* START The records *

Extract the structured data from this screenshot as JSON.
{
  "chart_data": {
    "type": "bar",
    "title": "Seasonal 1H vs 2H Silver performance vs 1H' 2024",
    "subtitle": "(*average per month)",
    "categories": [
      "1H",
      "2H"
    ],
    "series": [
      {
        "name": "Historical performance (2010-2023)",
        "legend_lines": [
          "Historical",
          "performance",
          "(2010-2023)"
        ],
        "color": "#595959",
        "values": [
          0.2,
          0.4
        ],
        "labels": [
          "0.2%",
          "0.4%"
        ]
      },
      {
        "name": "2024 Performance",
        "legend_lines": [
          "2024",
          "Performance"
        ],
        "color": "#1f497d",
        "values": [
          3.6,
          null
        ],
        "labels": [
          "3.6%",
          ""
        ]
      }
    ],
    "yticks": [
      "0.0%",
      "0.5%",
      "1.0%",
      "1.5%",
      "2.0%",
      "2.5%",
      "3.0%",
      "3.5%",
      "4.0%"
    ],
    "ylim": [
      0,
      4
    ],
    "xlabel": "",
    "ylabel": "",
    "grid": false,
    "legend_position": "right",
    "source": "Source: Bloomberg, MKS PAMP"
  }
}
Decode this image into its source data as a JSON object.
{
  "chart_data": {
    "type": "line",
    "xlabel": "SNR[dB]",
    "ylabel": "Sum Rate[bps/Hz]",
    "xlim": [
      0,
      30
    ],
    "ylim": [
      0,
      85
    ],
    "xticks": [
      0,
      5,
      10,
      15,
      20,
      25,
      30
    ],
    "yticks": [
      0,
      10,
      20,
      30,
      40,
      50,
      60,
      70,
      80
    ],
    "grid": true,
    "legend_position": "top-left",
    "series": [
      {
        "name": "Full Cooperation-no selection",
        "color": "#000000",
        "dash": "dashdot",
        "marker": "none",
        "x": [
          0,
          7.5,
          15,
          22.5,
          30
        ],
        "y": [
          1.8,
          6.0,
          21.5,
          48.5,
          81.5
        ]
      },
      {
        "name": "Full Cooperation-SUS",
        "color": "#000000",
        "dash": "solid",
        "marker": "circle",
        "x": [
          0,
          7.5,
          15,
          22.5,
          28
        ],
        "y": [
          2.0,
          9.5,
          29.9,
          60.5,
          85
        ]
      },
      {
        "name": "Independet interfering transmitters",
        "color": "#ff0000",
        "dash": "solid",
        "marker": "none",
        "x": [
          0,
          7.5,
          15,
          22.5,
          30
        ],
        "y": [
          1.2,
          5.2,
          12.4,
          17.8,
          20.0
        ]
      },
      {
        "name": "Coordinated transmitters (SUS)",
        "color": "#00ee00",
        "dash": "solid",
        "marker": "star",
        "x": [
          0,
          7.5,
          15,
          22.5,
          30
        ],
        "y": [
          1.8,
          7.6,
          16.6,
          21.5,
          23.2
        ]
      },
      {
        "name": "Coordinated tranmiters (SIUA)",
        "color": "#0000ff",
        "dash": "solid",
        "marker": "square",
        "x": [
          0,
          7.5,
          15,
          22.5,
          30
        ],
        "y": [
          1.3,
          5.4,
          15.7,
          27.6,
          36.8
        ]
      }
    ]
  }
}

* END The records *

» **Stated exercise**:
Copy each line above that contains the string "name".

» **Expected answer**:
        "name": "Historical performance (2010-2023)",
        "name": "2024 Performance",
        "name": "Full Cooperation-no selection",
        "name": "Full Cooperation-SUS",
        "name": "Independet interfering transmitters",
        "name": "Coordinated transmitters (SUS)",
        "name": "Coordinated tranmiters (SIUA)",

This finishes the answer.